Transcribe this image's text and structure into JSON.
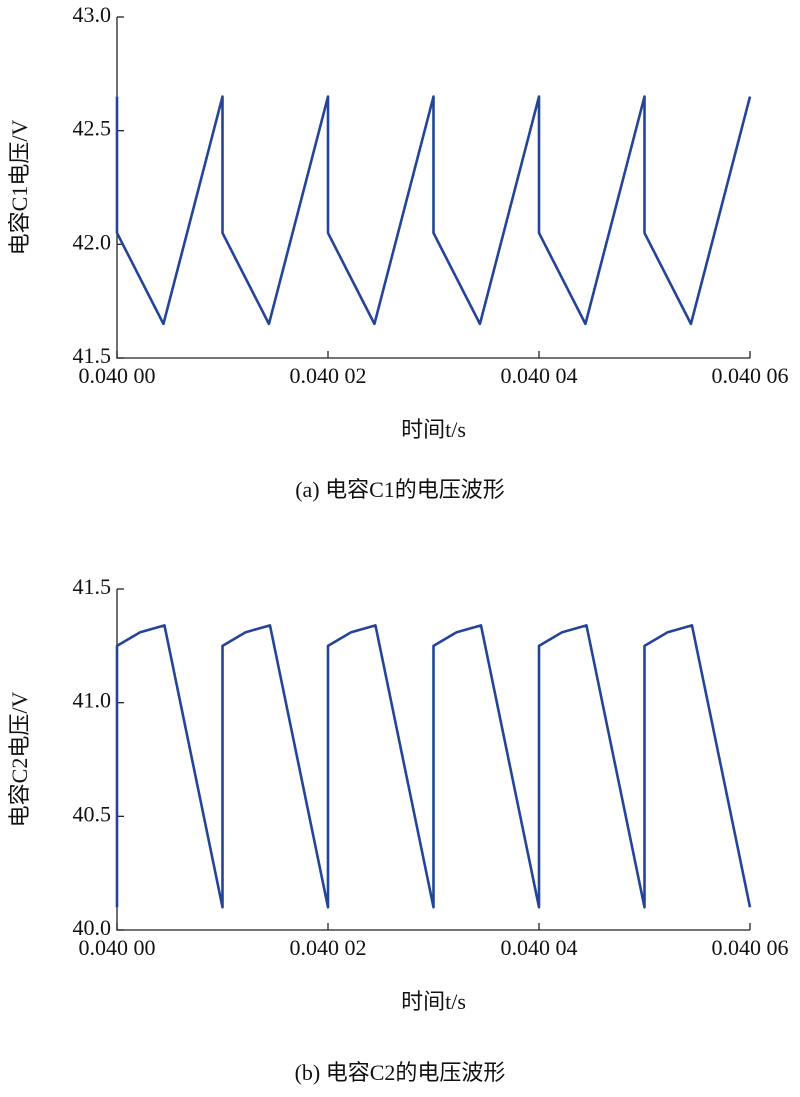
{
  "chart_data": [
    {
      "type": "line",
      "caption": "(a) 电容C1的电压波形",
      "x_label": "时间t/s",
      "y_label": "电容C1电压/V",
      "color": "#24449a",
      "xlim": [
        0.04,
        0.04006
      ],
      "xticks": [
        {
          "value": 0.04,
          "label": "0.040 00"
        },
        {
          "value": 0.04002,
          "label": "0.040 02"
        },
        {
          "value": 0.04004,
          "label": "0.040 04"
        },
        {
          "value": 0.04006,
          "label": "0.040 06"
        }
      ],
      "ylim": [
        41.5,
        43.0
      ],
      "yticks": [
        41.5,
        {
          "value": 42.0,
          "label": "42.0"
        },
        42.5,
        {
          "value": 43.0,
          "label": "43.0"
        }
      ],
      "x": [
        0.04,
        0.04,
        0.0400044,
        0.04001,
        0.04001,
        0.0400144,
        0.04002,
        0.04002,
        0.0400244,
        0.04003,
        0.04003,
        0.0400344,
        0.04004,
        0.04004,
        0.0400444,
        0.04005,
        0.04005,
        0.0400544,
        0.04006
      ],
      "values": [
        42.65,
        42.05,
        41.65,
        42.65,
        42.05,
        41.65,
        42.65,
        42.05,
        41.65,
        42.65,
        42.05,
        41.65,
        42.65,
        42.05,
        41.65,
        42.65,
        42.05,
        41.65,
        42.65
      ]
    },
    {
      "type": "line",
      "caption": "(b) 电容C2的电压波形",
      "x_label": "时间t/s",
      "y_label": "电容C2电压/V",
      "color": "#24449a",
      "xlim": [
        0.04,
        0.04006
      ],
      "xticks": [
        {
          "value": 0.04,
          "label": "0.040 00"
        },
        {
          "value": 0.04002,
          "label": "0.040 02"
        },
        {
          "value": 0.04004,
          "label": "0.040 04"
        },
        {
          "value": 0.04006,
          "label": "0.040 06"
        }
      ],
      "ylim": [
        40.0,
        41.5
      ],
      "yticks": [
        {
          "value": 40.0,
          "label": "40.0"
        },
        40.5,
        {
          "value": 41.0,
          "label": "41.0"
        },
        41.5
      ],
      "x": [
        0.04,
        0.04,
        0.0400022,
        0.0400045,
        0.04001,
        0.04001,
        0.0400122,
        0.0400145,
        0.04002,
        0.04002,
        0.0400222,
        0.0400245,
        0.04003,
        0.04003,
        0.0400322,
        0.0400345,
        0.04004,
        0.04004,
        0.0400422,
        0.0400445,
        0.04005,
        0.04005,
        0.0400522,
        0.0400545,
        0.04006
      ],
      "values": [
        40.1,
        41.25,
        41.31,
        41.34,
        40.1,
        41.25,
        41.31,
        41.34,
        40.1,
        41.25,
        41.31,
        41.34,
        40.1,
        41.25,
        41.31,
        41.34,
        40.1,
        41.25,
        41.31,
        41.34,
        40.1,
        41.25,
        41.31,
        41.34,
        40.1
      ]
    }
  ]
}
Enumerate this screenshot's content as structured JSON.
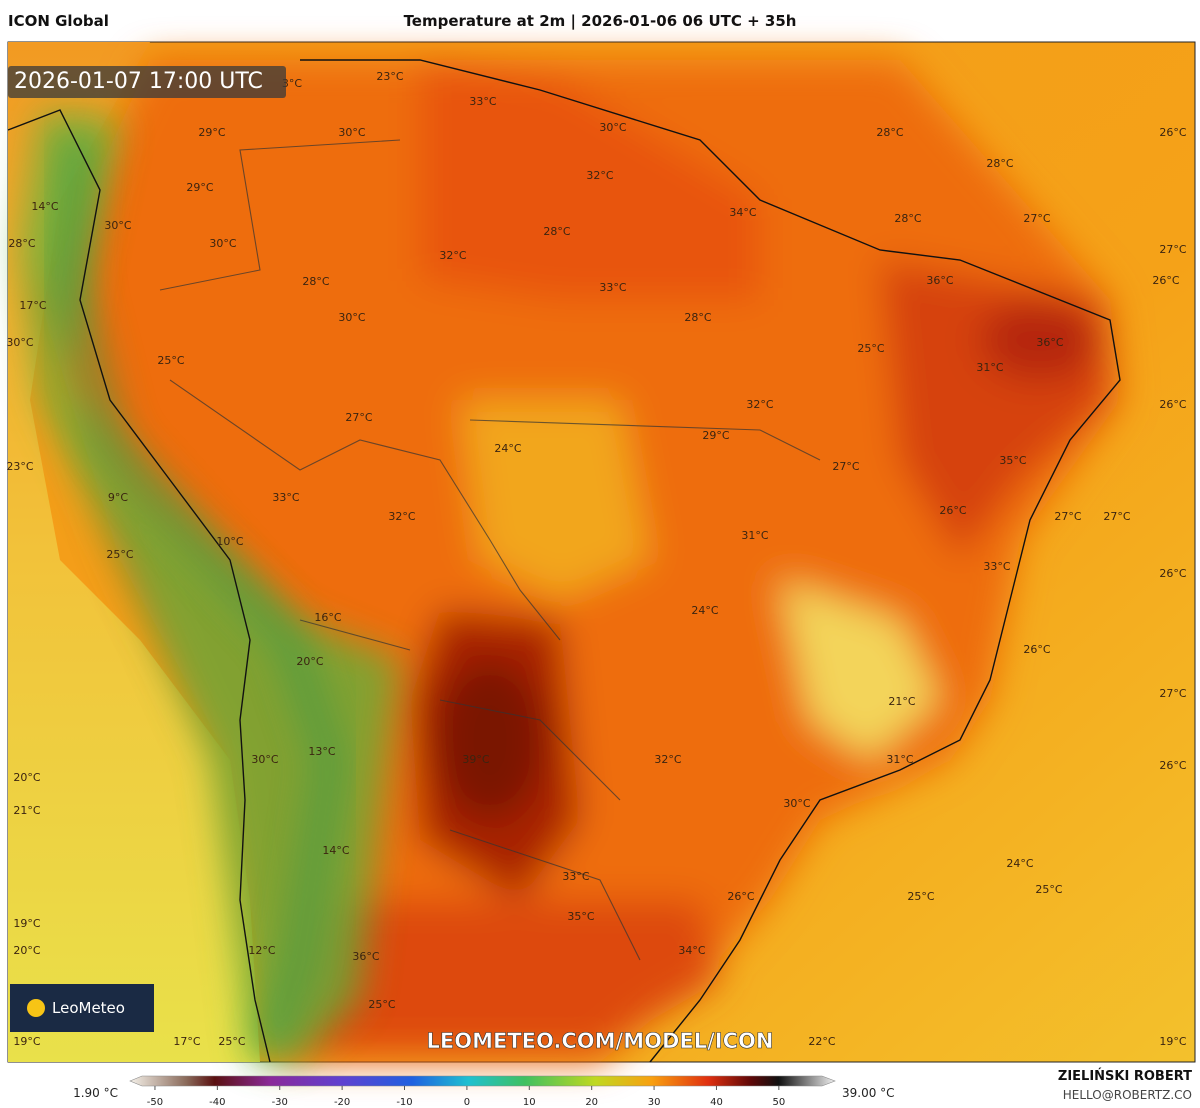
{
  "header": {
    "model": "ICON Global",
    "title": "Temperature at 2m | 2026-01-06 06 UTC + 35h"
  },
  "timestamp": "2026-01-07 17:00 UTC",
  "watermark": "LEOMETEO.COM/MODEL/ICON",
  "logo": "LeoMeteo",
  "author": {
    "name": "ZIELIŃSKI ROBERT",
    "email": "HELLO@ROBERTZ.CO"
  },
  "labels": [
    "3°C",
    "23°C",
    "33°C",
    "30°C",
    "28°C",
    "26°C",
    "29°C",
    "30°C",
    "28°C",
    "32°C",
    "29°C",
    "14°C",
    "34°C",
    "30°C",
    "28°C",
    "27°C",
    "28°C",
    "30°C",
    "28°C",
    "27°C",
    "32°C",
    "28°C",
    "33°C",
    "36°C",
    "26°C",
    "17°C",
    "30°C",
    "28°C",
    "30°C",
    "25°C",
    "36°C",
    "25°C",
    "31°C",
    "32°C",
    "26°C",
    "27°C",
    "29°C",
    "24°C",
    "23°C",
    "27°C",
    "35°C",
    "33°C",
    "9°C",
    "32°C",
    "26°C",
    "27°C",
    "27°C",
    "10°C",
    "31°C",
    "25°C",
    "33°C",
    "26°C",
    "24°C",
    "16°C",
    "26°C",
    "20°C",
    "27°C",
    "21°C",
    "13°C",
    "39°C",
    "32°C",
    "31°C",
    "30°C",
    "26°C",
    "20°C",
    "30°C",
    "21°C",
    "14°C",
    "24°C",
    "33°C",
    "25°C",
    "26°C",
    "35°C",
    "25°C",
    "19°C",
    "20°C",
    "12°C",
    "34°C",
    "36°C",
    "25°C",
    "17°C",
    "25°C",
    "22°C",
    "19°C",
    "19°C"
  ],
  "colorbar": {
    "min_label": "1.90 °C",
    "max_label": "39.00 °C",
    "range": [
      -54,
      59
    ],
    "ticks": [
      -50,
      -40,
      -30,
      -20,
      -10,
      0,
      10,
      20,
      30,
      40,
      50
    ]
  }
}
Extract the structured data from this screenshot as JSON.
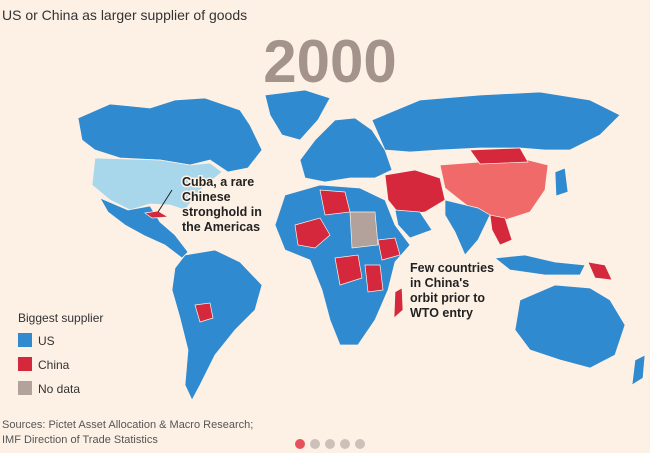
{
  "title": "US or China as larger supplier of goods",
  "year": "2000",
  "legend": {
    "title": "Biggest supplier",
    "items": [
      {
        "label": "US",
        "color": "#2f8ad0"
      },
      {
        "label": "China",
        "color": "#d5283c"
      },
      {
        "label": "No data",
        "color": "#b2a29b"
      }
    ]
  },
  "annotations": [
    {
      "lines": [
        "Cuba, a rare",
        "Chinese",
        "stronghold in",
        "the Americas"
      ]
    },
    {
      "lines": [
        "Few countries",
        "in China's",
        "orbit prior to",
        "WTO entry"
      ]
    }
  ],
  "sources": [
    "Sources: Pictet Asset Allocation & Macro Research;",
    "IMF Direction of Trade Statistics"
  ]
}
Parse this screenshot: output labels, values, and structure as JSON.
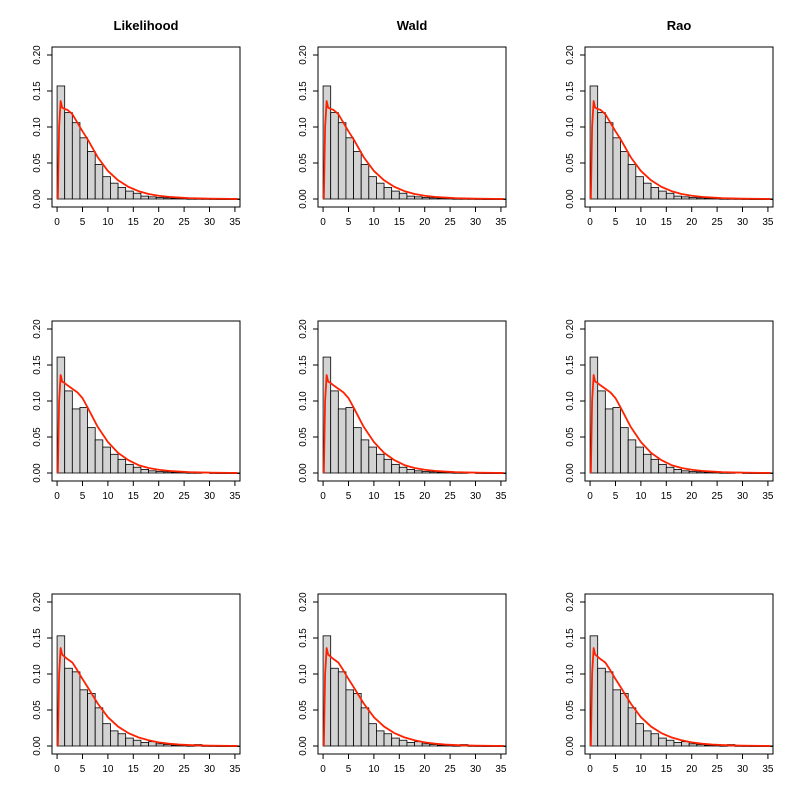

- - - -

Leave the pictures out and reproduce each record exactly as written.

Transcribe this image's text and structure into JSON.
{
  "chart_data": [
    {
      "type": "line",
      "caption": "(a) 电容C1的电压波形",
      "x_label": "时间t/s",
      "y_label": "电容C1电压/V",
      "color": "#24449a",
      "xlim": [
        0.04,
        0.04006
      ],
      "xticks": [
        {
          "value": 0.04,
          "label": "0.040 00"
        },
        {
          "value": 0.04002,
          "label": "0.040 02"
        },
        {
          "value": 0.04004,
          "label": "0.040 04"
        },
        {
          "value": 0.04006,
          "label": "0.040 06"
        }
      ],
      "ylim": [
        41.5,
        43.0
      ],
      "yticks": [
        41.5,
        {
          "value": 42.0,
          "label": "42.0"
        },
        42.5,
        {
          "value": 43.0,
          "label": "43.0"
        }
      ],
      "x": [
        0.04,
        0.04,
        0.0400044,
        0.04001,
        0.04001,
        0.0400144,
        0.04002,
        0.04002,
        0.0400244,
        0.04003,
        0.04003,
        0.0400344,
        0.04004,
        0.04004,
        0.0400444,
        0.04005,
        0.04005,
        0.0400544,
        0.04006
      ],
      "values": [
        42.65,
        42.05,
        41.65,
        42.65,
        42.05,
        41.65,
        42.65,
        42.05,
        41.65,
        42.65,
        42.05,
        41.65,
        42.65,
        42.05,
        41.65,
        42.65,
        42.05,
        41.65,
        42.65
      ]
    },
    {
      "type": "line",
      "caption": "(b) 电容C2的电压波形",
      "x_label": "时间t/s",
      "y_label": "电容C2电压/V",
      "color": "#24449a",
      "xlim": [
        0.04,
        0.04006
      ],
      "xticks": [
        {
          "value": 0.04,
          "label": "0.040 00"
        },
        {
          "value": 0.04002,
          "label": "0.040 02"
        },
        {
          "value": 0.04004,
          "label": "0.040 04"
        },
        {
          "value": 0.04006,
          "label": "0.040 06"
        }
      ],
      "ylim": [
        40.0,
        41.5
      ],
      "yticks": [
        {
          "value": 40.0,
          "label": "40.0"
        },
        40.5,
        {
          "value": 41.0,
          "label": "41.0"
        },
        41.5
      ],
      "x": [
        0.04,
        0.04,
        0.0400022,
        0.0400045,
        0.04001,
        0.04001,
        0.0400122,
        0.0400145,
        0.04002,
        0.04002,
        0.0400222,
        0.0400245,
        0.04003,
        0.04003,
        0.0400322,
        0.0400345,
        0.04004,
        0.04004,
        0.0400422,
        0.0400445,
        0.04005,
        0.04005,
        0.0400522,
        0.0400545,
        0.04006
      ],
      "values": [
        40.1,
        41.25,
        41.31,
        41.34,
        40.1,
        41.25,
        41.31,
        41.34,
        40.1,
        41.25,
        41.31,
        41.34,
        40.1,
        41.25,
        41.31,
        41.34,
        40.1,
        41.25,
        41.31,
        41.34,
        40.1,
        41.25,
        41.31,
        41.34,
        40.1
      ]
    }
  ]
}
Enumerate this screenshot's content as structured JSON.
{
  "header": {
    "model": "ICON Global",
    "title": "Temperature at 2m | 2026-01-06 06 UTC + 35h"
  },
  "timestamp": "2026-01-07 17:00 UTC",
  "watermark": "LEOMETEO.COM/MODEL/ICON",
  "logo": "LeoMeteo",
  "author": {
    "name": "ZIELIŃSKI ROBERT",
    "email": "HELLO@ROBERTZ.CO"
  },
  "labels": [
    "3°C",
    "23°C",
    "33°C",
    "30°C",
    "28°C",
    "26°C",
    "29°C",
    "30°C",
    "28°C",
    "32°C",
    "29°C",
    "14°C",
    "34°C",
    "30°C",
    "28°C",
    "27°C",
    "28°C",
    "30°C",
    "28°C",
    "27°C",
    "32°C",
    "28°C",
    "33°C",
    "36°C",
    "26°C",
    "17°C",
    "30°C",
    "28°C",
    "30°C",
    "25°C",
    "36°C",
    "25°C",
    "31°C",
    "32°C",
    "26°C",
    "27°C",
    "29°C",
    "24°C",
    "23°C",
    "27°C",
    "35°C",
    "33°C",
    "9°C",
    "32°C",
    "26°C",
    "27°C",
    "27°C",
    "10°C",
    "31°C",
    "25°C",
    "33°C",
    "26°C",
    "24°C",
    "16°C",
    "26°C",
    "20°C",
    "27°C",
    "21°C",
    "13°C",
    "39°C",
    "32°C",
    "31°C",
    "30°C",
    "26°C",
    "20°C",
    "30°C",
    "21°C",
    "14°C",
    "24°C",
    "33°C",
    "25°C",
    "26°C",
    "35°C",
    "25°C",
    "19°C",
    "20°C",
    "12°C",
    "34°C",
    "36°C",
    "25°C",
    "17°C",
    "25°C",
    "22°C",
    "19°C",
    "19°C"
  ],
  "colorbar": {
    "min_label": "1.90 °C",
    "max_label": "39.00 °C",
    "range": [
      -54,
      59
    ],
    "ticks": [
      -50,
      -40,
      -30,
      -20,
      -10,
      0,
      10,
      20,
      30,
      40,
      50
    ]
  }
}
Extract the structured data from this screenshot as JSON.
{
  "title": "US or China as larger supplier of goods",
  "year": "2000",
  "legend": {
    "title": "Biggest supplier",
    "items": [
      {
        "label": "US",
        "color": "#2f8ad0"
      },
      {
        "label": "China",
        "color": "#d5283c"
      },
      {
        "label": "No data",
        "color": "#b2a29b"
      }
    ]
  },
  "annotations": [
    {
      "lines": [
        "Cuba, a rare",
        "Chinese",
        "stronghold in",
        "the Americas"
      ]
    },
    {
      "lines": [
        "Few countries",
        "in China's",
        "orbit prior to",
        "WTO entry"
      ]
    }
  ],
  "sources": [
    "Sources: Pictet Asset Allocation & Macro Research;",
    "IMF Direction of Trade Statistics"
  ]
}
Parse this screenshot: output labels, values, and structure as JSON.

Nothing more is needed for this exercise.